Extracted data entries:
## Start

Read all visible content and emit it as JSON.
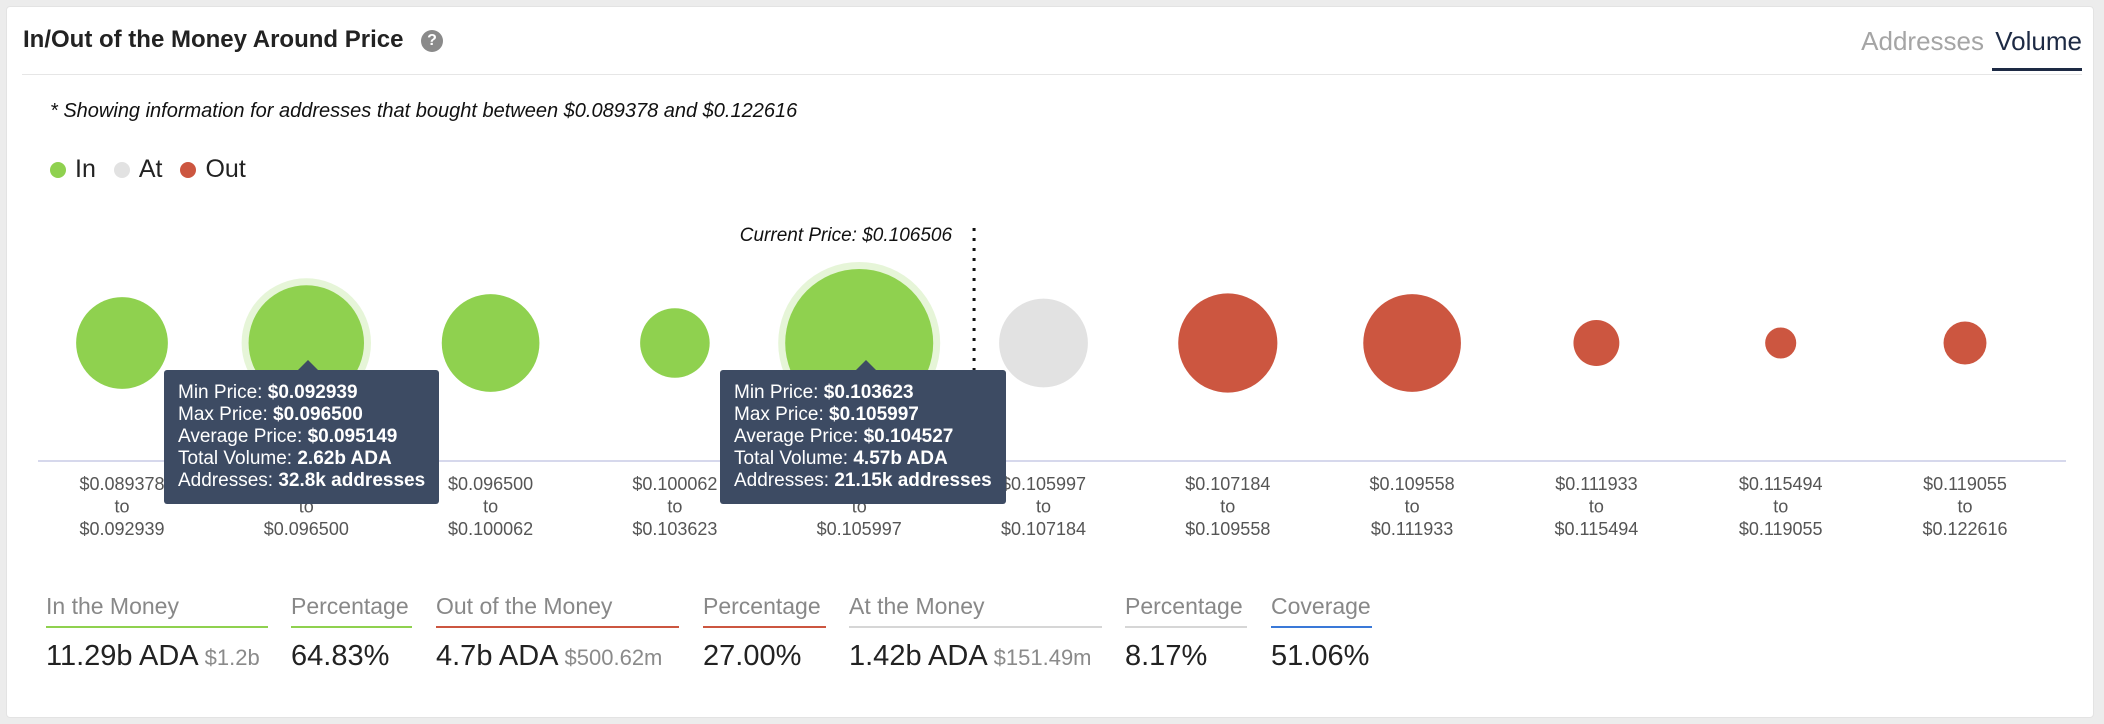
{
  "header": {
    "title": "In/Out of the Money Around Price",
    "help_icon": "?",
    "tabs": [
      {
        "label": "Addresses",
        "active": false
      },
      {
        "label": "Volume",
        "active": true
      }
    ]
  },
  "note": "* Showing information for addresses that bought between $0.089378 and $0.122616",
  "legend": [
    {
      "label": "In",
      "color": "#8fd14f"
    },
    {
      "label": "At",
      "color": "#e2e2e2"
    },
    {
      "label": "Out",
      "color": "#cc5640"
    }
  ],
  "chart_data": {
    "type": "scatter",
    "current_price_label": "Current Price: $0.106506",
    "current_price": 0.106506,
    "bubbles": [
      {
        "range": [
          "$0.089378",
          "to",
          "$0.092939"
        ],
        "status": "in",
        "size": 0.62
      },
      {
        "range": [
          "$0.092939",
          "to",
          "$0.096500"
        ],
        "status": "in",
        "size": 0.78,
        "highlighted": true
      },
      {
        "range": [
          "$0.096500",
          "to",
          "$0.100062"
        ],
        "status": "in",
        "size": 0.66
      },
      {
        "range": [
          "$0.100062",
          "to",
          "$0.103623"
        ],
        "status": "in",
        "size": 0.47
      },
      {
        "range": [
          "$0.103623",
          "to",
          "$0.105997"
        ],
        "status": "in",
        "size": 1.0,
        "highlighted": true
      },
      {
        "range": [
          "$0.105997",
          "to",
          "$0.107184"
        ],
        "status": "at",
        "size": 0.6
      },
      {
        "range": [
          "$0.107184",
          "to",
          "$0.109558"
        ],
        "status": "out",
        "size": 0.67
      },
      {
        "range": [
          "$0.109558",
          "to",
          "$0.111933"
        ],
        "status": "out",
        "size": 0.66
      },
      {
        "range": [
          "$0.111933",
          "to",
          "$0.115494"
        ],
        "status": "out",
        "size": 0.31
      },
      {
        "range": [
          "$0.115494",
          "to",
          "$0.119055"
        ],
        "status": "out",
        "size": 0.21
      },
      {
        "range": [
          "$0.119055",
          "to",
          "$0.122616"
        ],
        "status": "out",
        "size": 0.29
      }
    ],
    "colors": {
      "in": "#8fd14f",
      "at": "#e2e2e2",
      "out": "#cc5640"
    }
  },
  "tooltips": [
    {
      "rows": [
        {
          "label": "Min Price: ",
          "value": "$0.092939"
        },
        {
          "label": "Max Price: ",
          "value": "$0.096500"
        },
        {
          "label": "Average Price: ",
          "value": "$0.095149"
        },
        {
          "label": "Total Volume: ",
          "value": "2.62b ADA"
        },
        {
          "label": "Addresses: ",
          "value": "32.8k addresses"
        }
      ]
    },
    {
      "rows": [
        {
          "label": "Min Price: ",
          "value": "$0.103623"
        },
        {
          "label": "Max Price: ",
          "value": "$0.105997"
        },
        {
          "label": "Average Price: ",
          "value": "$0.104527"
        },
        {
          "label": "Total Volume: ",
          "value": "4.57b ADA"
        },
        {
          "label": "Addresses: ",
          "value": "21.15k addresses"
        }
      ]
    }
  ],
  "stats": [
    {
      "label": "In the Money",
      "value": "11.29b ADA",
      "sub": "$1.2b",
      "color": "#8fd14f"
    },
    {
      "label": "Percentage",
      "value": "64.83%",
      "sub": "",
      "color": "#8fd14f"
    },
    {
      "label": "Out of the Money",
      "value": "4.7b ADA",
      "sub": "$500.62m",
      "color": "#cc5640"
    },
    {
      "label": "Percentage",
      "value": "27.00%",
      "sub": "",
      "color": "#cc5640"
    },
    {
      "label": "At the Money",
      "value": "1.42b ADA",
      "sub": "$151.49m",
      "color": "#d6d6d6"
    },
    {
      "label": "Percentage",
      "value": "8.17%",
      "sub": "",
      "color": "#d6d6d6"
    },
    {
      "label": "Coverage",
      "value": "51.06%",
      "sub": "",
      "color": "#3a79d8"
    }
  ]
}
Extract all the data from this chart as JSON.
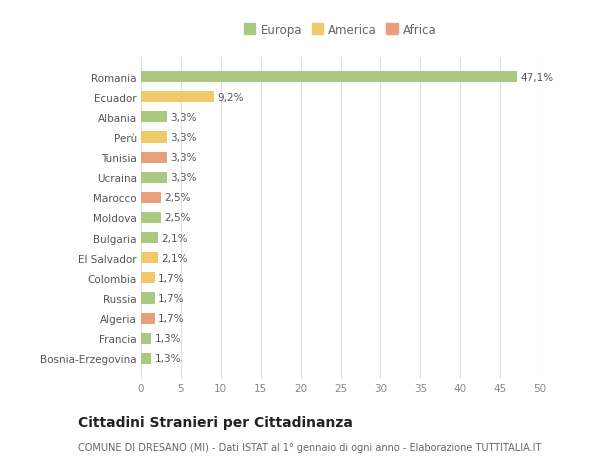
{
  "categories": [
    "Bosnia-Erzegovina",
    "Francia",
    "Algeria",
    "Russia",
    "Colombia",
    "El Salvador",
    "Bulgaria",
    "Moldova",
    "Marocco",
    "Ucraina",
    "Tunisia",
    "Perù",
    "Albania",
    "Ecuador",
    "Romania"
  ],
  "values": [
    1.3,
    1.3,
    1.7,
    1.7,
    1.7,
    2.1,
    2.1,
    2.5,
    2.5,
    3.3,
    3.3,
    3.3,
    3.3,
    9.2,
    47.1
  ],
  "labels": [
    "1,3%",
    "1,3%",
    "1,7%",
    "1,7%",
    "1,7%",
    "2,1%",
    "2,1%",
    "2,5%",
    "2,5%",
    "3,3%",
    "3,3%",
    "3,3%",
    "3,3%",
    "9,2%",
    "47,1%"
  ],
  "continents": [
    "Europa",
    "Europa",
    "Africa",
    "Europa",
    "America",
    "America",
    "Europa",
    "Europa",
    "Africa",
    "Europa",
    "Africa",
    "America",
    "Europa",
    "America",
    "Europa"
  ],
  "colors": {
    "Europa": "#a8c97f",
    "America": "#f0c96a",
    "Africa": "#e8a07a"
  },
  "title": "Cittadini Stranieri per Cittadinanza",
  "subtitle": "COMUNE DI DRESANO (MI) - Dati ISTAT al 1° gennaio di ogni anno - Elaborazione TUTTITALIA.IT",
  "xlim": [
    0,
    50
  ],
  "xticks": [
    0,
    5,
    10,
    15,
    20,
    25,
    30,
    35,
    40,
    45,
    50
  ],
  "background_color": "#ffffff",
  "grid_color": "#e0e0e0",
  "bar_height": 0.55,
  "label_fontsize": 7.5,
  "tick_fontsize": 7.5,
  "ytick_fontsize": 7.5,
  "title_fontsize": 10,
  "subtitle_fontsize": 7,
  "legend_fontsize": 8.5
}
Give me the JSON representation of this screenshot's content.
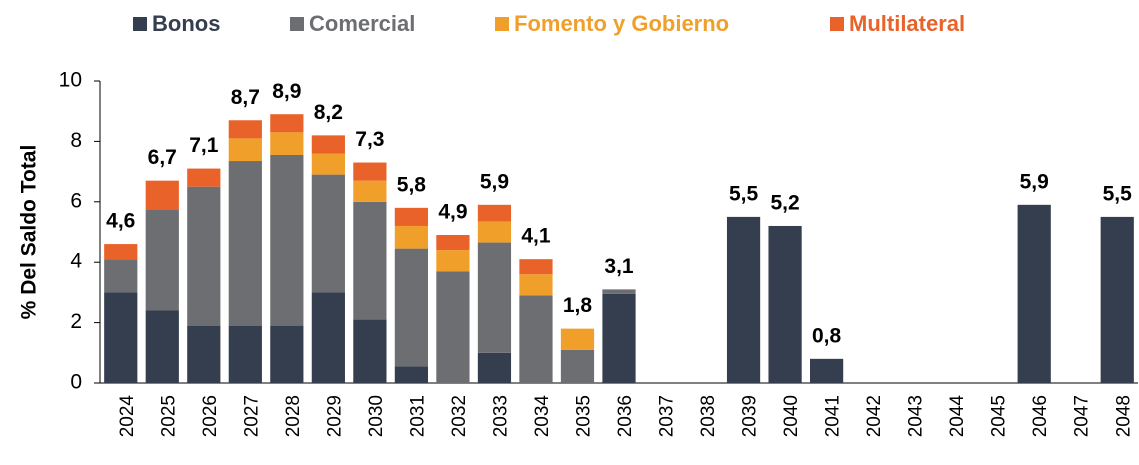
{
  "chart_data": {
    "type": "stacked-bar",
    "ylabel": "% Del Saldo Total",
    "categories": [
      "2024",
      "2025",
      "2026",
      "2027",
      "2028",
      "2029",
      "2030",
      "2031",
      "2032",
      "2033",
      "2034",
      "2035",
      "2036",
      "2037",
      "2038",
      "2039",
      "2040",
      "2041",
      "2042",
      "2043",
      "2044",
      "2045",
      "2046",
      "2047",
      "2048"
    ],
    "series": [
      {
        "name": "Bonos",
        "color": "#343e4f",
        "values": [
          3.0,
          2.4,
          1.9,
          1.9,
          1.9,
          3.0,
          2.1,
          0.55,
          null,
          1.0,
          null,
          null,
          2.95,
          null,
          null,
          5.5,
          5.2,
          0.8,
          null,
          null,
          null,
          null,
          5.9,
          null,
          5.5
        ]
      },
      {
        "name": "Comercial",
        "color": "#6d6e71",
        "values": [
          1.1,
          3.35,
          4.6,
          5.45,
          5.65,
          3.9,
          3.9,
          3.9,
          3.7,
          3.65,
          2.9,
          1.1,
          0.15,
          null,
          null,
          null,
          null,
          null,
          null,
          null,
          null,
          null,
          null,
          null,
          null
        ]
      },
      {
        "name": "Fomento y Gobierno",
        "color": "#f0a02a",
        "values": [
          null,
          null,
          null,
          0.75,
          0.75,
          0.7,
          0.7,
          0.75,
          0.7,
          0.7,
          0.7,
          0.7,
          null,
          null,
          null,
          null,
          null,
          null,
          null,
          null,
          null,
          null,
          null,
          null,
          null
        ]
      },
      {
        "name": "Multilateral",
        "color": "#e8622a",
        "values": [
          0.5,
          0.95,
          0.6,
          0.6,
          0.6,
          0.6,
          0.6,
          0.6,
          0.5,
          0.55,
          0.5,
          null,
          null,
          null,
          null,
          null,
          null,
          null,
          null,
          null,
          null,
          null,
          null,
          null,
          null
        ]
      }
    ],
    "totals": {
      "values": [
        4.6,
        6.7,
        7.1,
        8.7,
        8.9,
        8.2,
        7.3,
        5.8,
        4.9,
        5.9,
        4.1,
        1.8,
        3.1,
        null,
        null,
        5.5,
        5.2,
        0.8,
        null,
        null,
        null,
        null,
        5.9,
        null,
        5.5
      ],
      "value_labels": [
        "4,6",
        "6,7",
        "7,1",
        "8,7",
        "8,9",
        "8,2",
        "7,3",
        "5,8",
        "4,9",
        "5,9",
        "4,1",
        "1,8",
        "3,1",
        null,
        null,
        "5,5",
        "5,2",
        "0,8",
        null,
        null,
        null,
        null,
        "5,9",
        null,
        "5,5"
      ]
    },
    "ylim": [
      0,
      10
    ],
    "yticks": [
      0,
      2,
      4,
      6,
      8,
      10
    ],
    "grid": false
  }
}
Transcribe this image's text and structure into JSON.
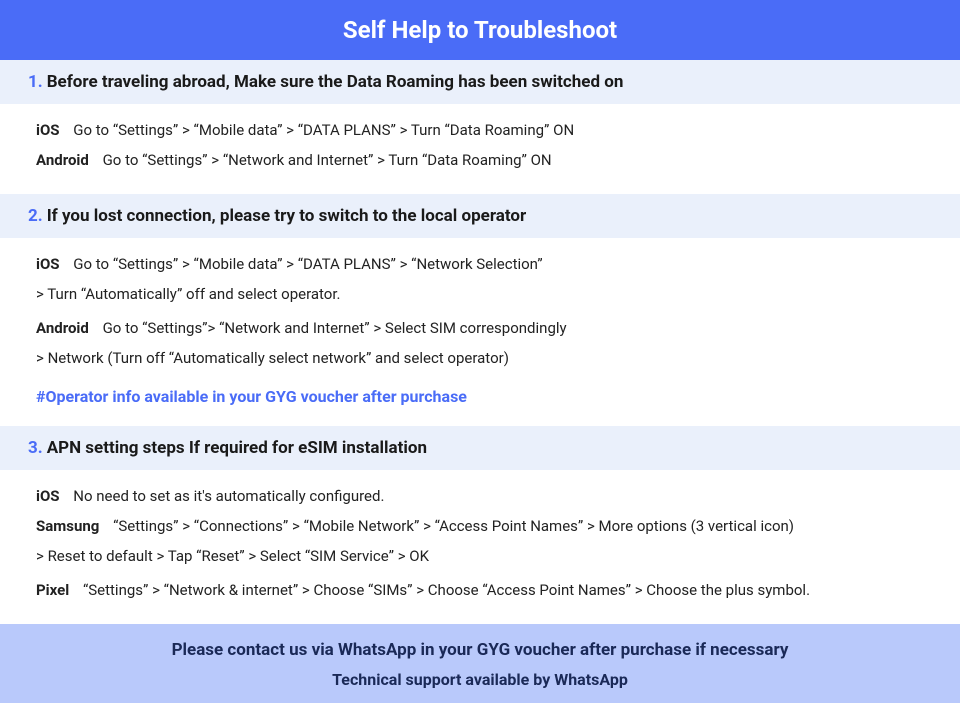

## End

## Your instructions
Show the lines from the data above that contain the string "Money".

## Solved problem
    "title": "In/Out of the Money Around Price",
      "label": "In the Money",
      "label": "Out of the Money",
      "label": "At the Money",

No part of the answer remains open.